Stored data entries
•••

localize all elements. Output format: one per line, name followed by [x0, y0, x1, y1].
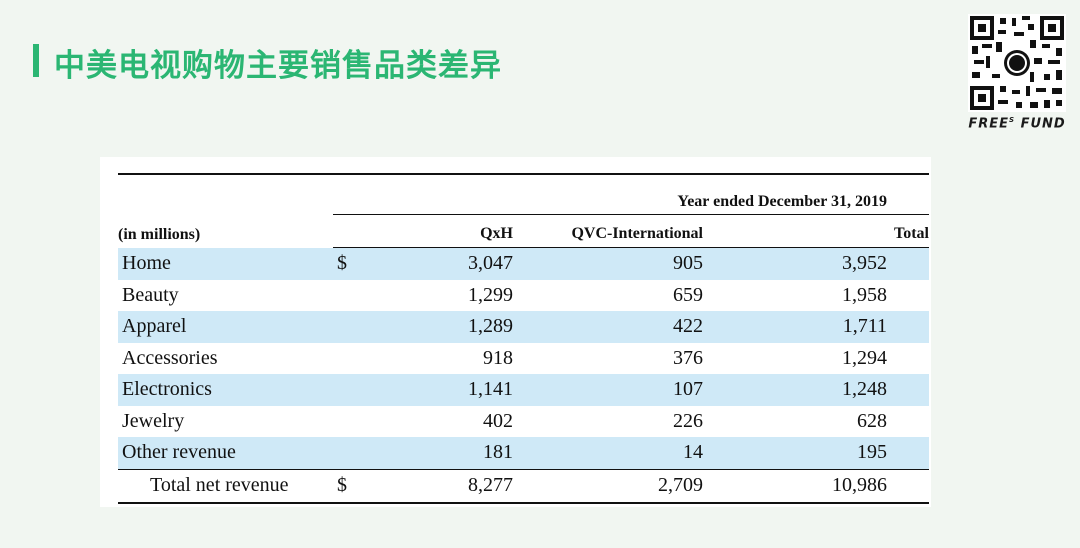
qr-code-icon — [968, 14, 1066, 112]
cell-value: 628 — [857, 409, 887, 432]
currency-symbol: $ — [333, 247, 363, 280]
cell-value: 195 — [703, 437, 929, 469]
row-label: Jewelry — [122, 409, 185, 432]
table-row: Beauty 1,299 659 1,958 — [118, 280, 929, 312]
currency-symbol — [333, 343, 363, 375]
revenue-table-card: Year ended December 31, 2019 (in million… — [100, 157, 931, 507]
unit-label: (in millions) — [118, 225, 201, 243]
cell-value: 107 — [513, 374, 703, 406]
cell-value: 2,709 — [513, 468, 703, 504]
cell-value: 1,248 — [703, 374, 929, 406]
row-label: Beauty — [122, 283, 179, 306]
cell-value: 918 — [483, 346, 513, 369]
table-row: Apparel 1,289 422 1,711 — [118, 311, 929, 343]
total-label: Total net revenue — [118, 468, 333, 504]
page-title: 中美电视购物主要销售品类差异 — [54, 48, 502, 84]
cell-value: 226 — [673, 409, 703, 432]
period-header: Year ended December 31, 2019 — [333, 175, 929, 215]
cell-value: 1,958 — [842, 283, 887, 306]
cell-value: 10,986 — [703, 468, 929, 504]
currency-symbol — [333, 311, 363, 343]
cell-value: 1,141 — [363, 374, 513, 406]
column-header-qvc-international: QVC-International — [513, 214, 703, 248]
table-row: Electronics 1,141 107 1,248 — [118, 374, 929, 406]
brand-wordmark: FREES FUND — [968, 116, 1066, 132]
total-row: Total net revenue $ 8,277 2,709 10,986 — [118, 468, 929, 504]
currency-symbol — [333, 437, 363, 469]
table-row: Other revenue 181 14 195 — [118, 437, 929, 469]
table-row: Jewelry 402 226 628 — [118, 406, 929, 438]
revenue-table: Year ended December 31, 2019 (in million… — [118, 173, 929, 504]
row-label: Electronics — [118, 374, 333, 406]
row-label: Accessories — [122, 346, 218, 369]
title-accent-bar — [33, 44, 39, 77]
cell-value: 1,289 — [363, 311, 513, 343]
cell-value: 1,299 — [468, 283, 513, 306]
table-row: Accessories 918 376 1,294 — [118, 343, 929, 375]
cell-value: 376 — [673, 346, 703, 369]
cell-value: 3,047 — [363, 247, 513, 280]
currency-symbol: $ — [333, 468, 363, 504]
currency-symbol — [333, 406, 363, 438]
cell-value: 659 — [673, 283, 703, 306]
cell-value: 1,711 — [703, 311, 929, 343]
column-header-qxh: QxH — [363, 214, 513, 248]
cell-value: 905 — [513, 247, 703, 280]
row-label: Apparel — [118, 311, 333, 343]
cell-value: 3,952 — [703, 247, 929, 280]
cell-value: 8,277 — [363, 468, 513, 504]
cell-value: 1,294 — [842, 346, 887, 369]
row-label: Home — [118, 247, 333, 280]
row-label: Other revenue — [118, 437, 333, 469]
cell-value: 422 — [513, 311, 703, 343]
currency-symbol — [333, 280, 363, 312]
table-row: Home $3,047 905 3,952 — [118, 247, 929, 280]
currency-symbol — [333, 374, 363, 406]
cell-value: 14 — [513, 437, 703, 469]
cell-value: 181 — [363, 437, 513, 469]
column-header-total: Total — [703, 214, 929, 248]
cell-value: 402 — [483, 409, 513, 432]
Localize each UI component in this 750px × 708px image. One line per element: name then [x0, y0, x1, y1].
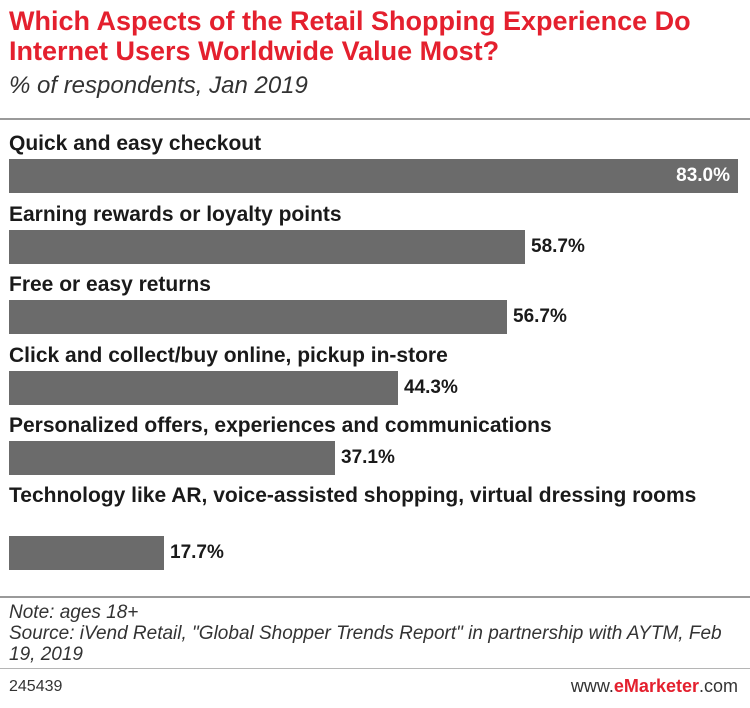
bar	[9, 300, 507, 334]
bar	[9, 159, 738, 193]
value-label: 17.7%	[170, 542, 224, 563]
brand-link[interactable]: www.eMarketer.com	[571, 676, 738, 697]
category-label: Personalized offers, experiences and com…	[9, 414, 552, 437]
bar	[9, 441, 335, 475]
value-label: 58.7%	[531, 236, 585, 257]
value-label: 56.7%	[513, 306, 567, 327]
chart-id: 245439	[9, 678, 63, 695]
source-text: Source: iVend Retail, "Global Shopper Tr…	[9, 623, 722, 665]
chart-note: Note: ages 18+ Source: iVend Retail, "Gl…	[9, 602, 739, 665]
brand-name: eMarketer	[613, 676, 699, 696]
brand-suffix: .com	[698, 676, 738, 696]
category-label: Click and collect/buy online, pickup in-…	[9, 344, 448, 367]
category-label: Quick and easy checkout	[9, 132, 262, 155]
brand-prefix: www.	[570, 676, 614, 696]
bar	[9, 230, 525, 264]
category-label: Technology like AR, voice-assisted shopp…	[9, 484, 697, 507]
chart-subtitle: % of respondents, Jan 2019	[9, 72, 308, 99]
category-label: Free or easy returns	[9, 273, 211, 296]
bottom-divider	[0, 596, 750, 598]
footer-divider	[0, 668, 750, 669]
top-divider	[0, 118, 750, 120]
chart-title: Which Aspects of the Retail Shopping Exp…	[9, 6, 691, 66]
category-label: Earning rewards or loyalty points	[9, 203, 342, 226]
bar	[9, 536, 164, 570]
value-label: 83.0%	[676, 165, 730, 186]
value-label: 37.1%	[341, 447, 395, 468]
value-label: 44.3%	[404, 377, 458, 398]
bar	[9, 371, 398, 405]
note-text: Note: ages 18+	[9, 602, 139, 623]
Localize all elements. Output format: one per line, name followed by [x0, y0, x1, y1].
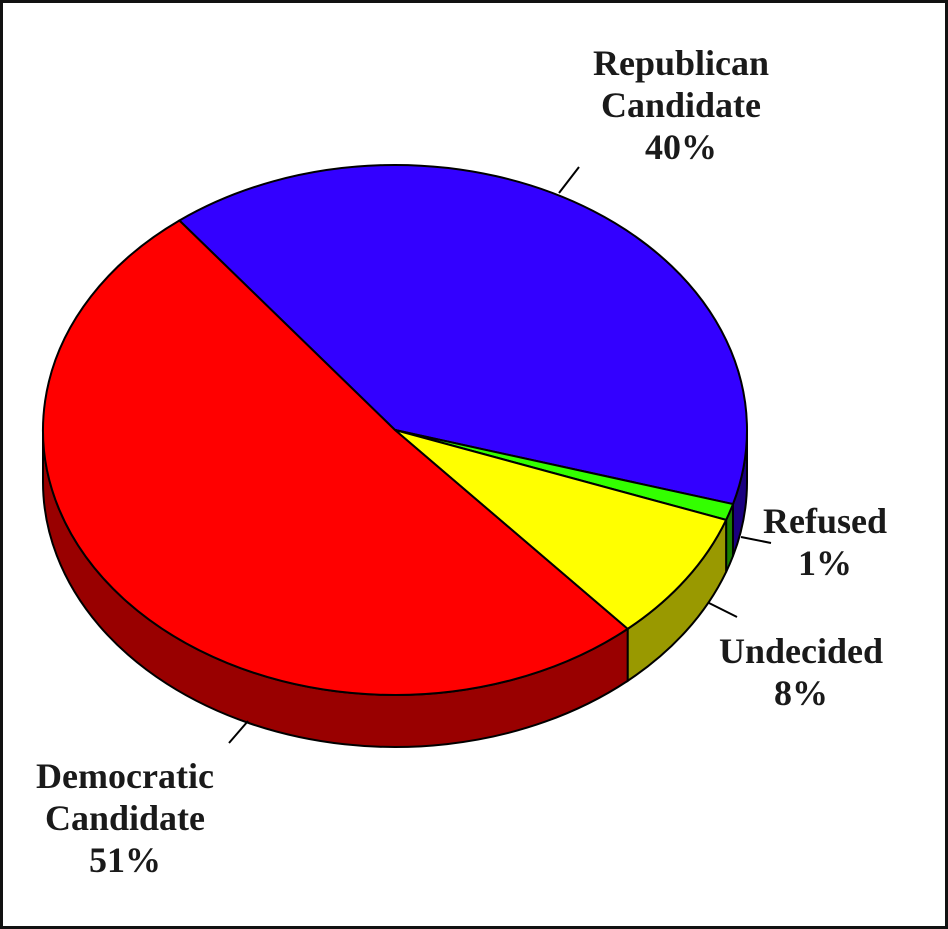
leader-line-republican-candidate: [558, 166, 580, 194]
slice-label-democratic-candidate: Democratic Candidate 51%: [36, 756, 214, 880]
slice-label-line: Republican: [593, 43, 769, 83]
slice-label-republican-candidate: Republican Candidate 40%: [593, 43, 769, 167]
slice-democratic-candidate: [42, 219, 630, 696]
slice-value-undecided: 8%: [774, 673, 828, 713]
slice-republican-candidate: [177, 164, 748, 506]
slice-label-refused: Refused 1%: [763, 501, 887, 583]
slice-label-undecided: Undecided 8%: [719, 631, 883, 713]
slice-value-democratic-candidate: 51%: [89, 840, 161, 880]
pie-chart: Republican Candidate 40%Refused 1%Undecided…: [36, 43, 887, 880]
leader-line-democratic-candidate: [228, 720, 249, 744]
leader-lines: [228, 166, 772, 744]
slice-undecided: [394, 429, 728, 631]
slice-label-line: Refused: [763, 501, 887, 541]
slice-label-line: Undecided: [719, 631, 883, 671]
slice-value-republican-candidate: 40%: [645, 127, 717, 167]
slice-label-line: Candidate: [601, 85, 761, 125]
slice-labels: Republican Candidate 40%Refused 1%Undecided…: [36, 43, 887, 880]
leader-line-undecided: [708, 602, 738, 618]
pie-slices: [42, 164, 748, 696]
slice-label-line: Democratic: [36, 756, 214, 796]
slice-label-line: Candidate: [45, 798, 205, 838]
leader-line-refused: [740, 536, 772, 544]
slice-value-refused: 1%: [798, 543, 852, 583]
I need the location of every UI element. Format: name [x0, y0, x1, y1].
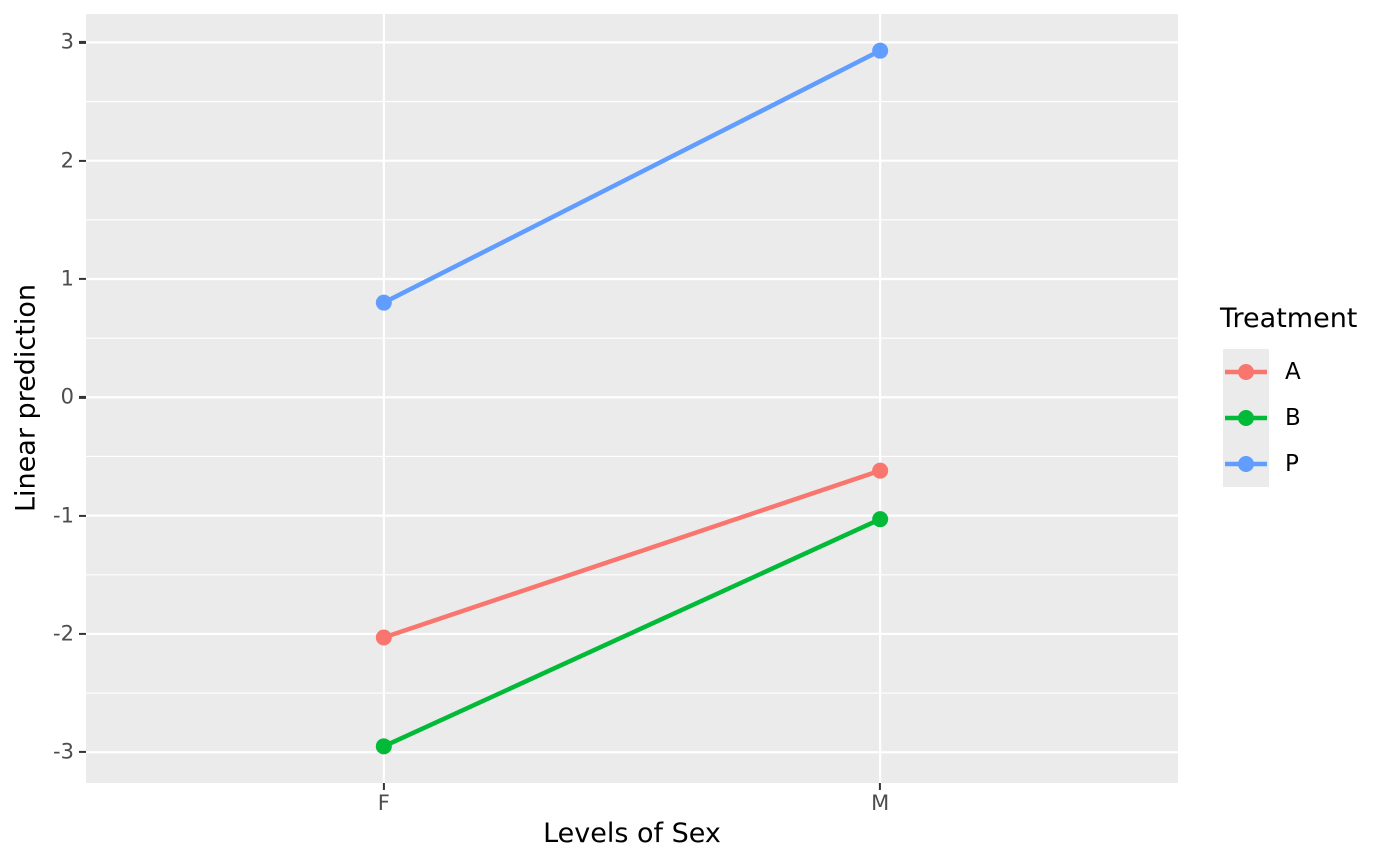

•••

### Request
Copy out the lines from the entries above again, starting at the line that contains "300, 507, 334]" and ending at the line that contains "chart-note: Note: ages".

### The answer
bar	[9, 300, 507, 334]
bar	[9, 159, 738, 193]
value-label: 17.7%	[170, 542, 224, 563]
brand-link[interactable]: www.eMarketer.com	[571, 676, 738, 697]
category-label: Personalized offers, experiences and com…	[9, 414, 552, 437]
bar	[9, 441, 335, 475]
value-label: 58.7%	[531, 236, 585, 257]
value-label: 56.7%	[513, 306, 567, 327]
chart-id: 245439	[9, 678, 63, 695]
source-text: Source: iVend Retail, "Global Shopper Tr…	[9, 623, 722, 665]
chart-note: Note: ages 18+ Source: iVend Retail, "Gl…	[9, 602, 739, 665]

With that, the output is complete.